● TO DO
Go through the listing below and list every line with "viên".

[Stored data entries]
# # #
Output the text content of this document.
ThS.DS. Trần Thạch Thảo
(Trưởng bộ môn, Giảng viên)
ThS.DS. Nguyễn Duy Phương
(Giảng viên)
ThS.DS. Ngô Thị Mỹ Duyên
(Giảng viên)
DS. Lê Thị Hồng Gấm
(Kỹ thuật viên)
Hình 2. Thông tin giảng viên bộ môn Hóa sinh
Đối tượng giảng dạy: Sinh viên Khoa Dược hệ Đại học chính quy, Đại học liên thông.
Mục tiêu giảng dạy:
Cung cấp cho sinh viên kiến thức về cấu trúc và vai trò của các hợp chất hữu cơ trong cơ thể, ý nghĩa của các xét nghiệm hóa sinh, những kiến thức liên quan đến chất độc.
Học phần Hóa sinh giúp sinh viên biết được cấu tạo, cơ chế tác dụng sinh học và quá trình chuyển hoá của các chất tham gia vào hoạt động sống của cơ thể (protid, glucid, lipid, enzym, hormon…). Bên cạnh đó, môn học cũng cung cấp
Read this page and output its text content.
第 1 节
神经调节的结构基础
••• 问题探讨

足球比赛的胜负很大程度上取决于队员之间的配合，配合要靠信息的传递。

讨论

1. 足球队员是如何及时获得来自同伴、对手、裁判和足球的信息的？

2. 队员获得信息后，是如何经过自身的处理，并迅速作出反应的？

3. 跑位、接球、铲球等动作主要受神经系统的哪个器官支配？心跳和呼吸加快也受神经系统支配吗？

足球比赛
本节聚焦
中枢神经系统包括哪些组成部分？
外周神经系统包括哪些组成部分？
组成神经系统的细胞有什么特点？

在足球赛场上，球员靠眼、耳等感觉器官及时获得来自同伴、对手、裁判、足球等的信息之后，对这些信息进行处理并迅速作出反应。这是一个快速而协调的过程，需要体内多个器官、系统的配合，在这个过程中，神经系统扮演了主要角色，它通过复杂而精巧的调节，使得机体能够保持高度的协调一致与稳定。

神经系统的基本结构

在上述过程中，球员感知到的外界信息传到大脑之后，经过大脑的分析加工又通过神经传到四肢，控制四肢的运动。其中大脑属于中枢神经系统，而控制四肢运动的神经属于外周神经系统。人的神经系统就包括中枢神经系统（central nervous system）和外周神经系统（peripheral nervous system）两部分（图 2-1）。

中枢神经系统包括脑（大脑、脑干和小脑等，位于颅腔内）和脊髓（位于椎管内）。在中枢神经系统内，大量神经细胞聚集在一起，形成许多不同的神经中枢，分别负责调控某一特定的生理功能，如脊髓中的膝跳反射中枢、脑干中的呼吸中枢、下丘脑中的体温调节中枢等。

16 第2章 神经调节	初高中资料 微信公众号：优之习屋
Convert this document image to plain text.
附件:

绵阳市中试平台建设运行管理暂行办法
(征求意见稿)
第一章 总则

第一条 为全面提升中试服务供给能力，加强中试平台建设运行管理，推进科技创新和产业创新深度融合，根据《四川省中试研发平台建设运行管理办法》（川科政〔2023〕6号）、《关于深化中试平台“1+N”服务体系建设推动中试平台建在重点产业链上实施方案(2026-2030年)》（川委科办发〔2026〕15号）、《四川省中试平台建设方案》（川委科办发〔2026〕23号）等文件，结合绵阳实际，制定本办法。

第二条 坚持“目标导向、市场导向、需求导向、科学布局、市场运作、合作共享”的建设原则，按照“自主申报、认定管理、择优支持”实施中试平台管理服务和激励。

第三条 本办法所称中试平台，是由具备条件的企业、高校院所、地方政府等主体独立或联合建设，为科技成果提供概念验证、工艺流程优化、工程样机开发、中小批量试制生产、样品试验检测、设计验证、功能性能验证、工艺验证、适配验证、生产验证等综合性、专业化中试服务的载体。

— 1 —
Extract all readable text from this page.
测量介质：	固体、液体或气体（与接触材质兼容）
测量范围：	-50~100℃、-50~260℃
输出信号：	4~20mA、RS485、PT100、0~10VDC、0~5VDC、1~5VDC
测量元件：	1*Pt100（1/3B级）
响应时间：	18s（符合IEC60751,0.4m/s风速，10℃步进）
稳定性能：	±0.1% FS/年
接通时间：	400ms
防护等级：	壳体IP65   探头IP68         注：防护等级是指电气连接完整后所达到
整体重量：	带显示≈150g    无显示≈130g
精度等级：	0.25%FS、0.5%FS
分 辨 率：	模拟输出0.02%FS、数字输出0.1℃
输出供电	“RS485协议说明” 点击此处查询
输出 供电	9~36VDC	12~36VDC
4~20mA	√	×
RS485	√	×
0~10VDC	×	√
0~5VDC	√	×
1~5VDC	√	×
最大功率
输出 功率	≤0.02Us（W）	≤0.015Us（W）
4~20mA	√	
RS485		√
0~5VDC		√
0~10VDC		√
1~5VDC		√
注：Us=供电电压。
# # #
● FULL SOLUTION
(Trưởng bộ môn, Giảng viên)
(Giảng viên)
(Giảng viên)
(Kỹ thuật viên)
Hình 2. Thông tin giảng viên bộ môn Hóa sinh
Đối tượng giảng dạy: Sinh viên Khoa Dược hệ Đại học chính quy, Đại học liên thông.
Cung cấp cho sinh viên kiến thức về cấu trúc và vai trò của các hợp chất hữu cơ trong cơ thể, ý nghĩa của các xét nghiệm hóa sinh, những kiến thức liên quan đến chất độc.
Học phần Hóa sinh giúp sinh viên biết được cấu tạo, cơ chế tác dụng sinh học và quá trình chuyển hoá của các chất tham gia vào hoạt động sống của cơ thể (protid, glucid, lipid, enzym, hormon…). Bên cạnh đó, môn học cũng cung cấp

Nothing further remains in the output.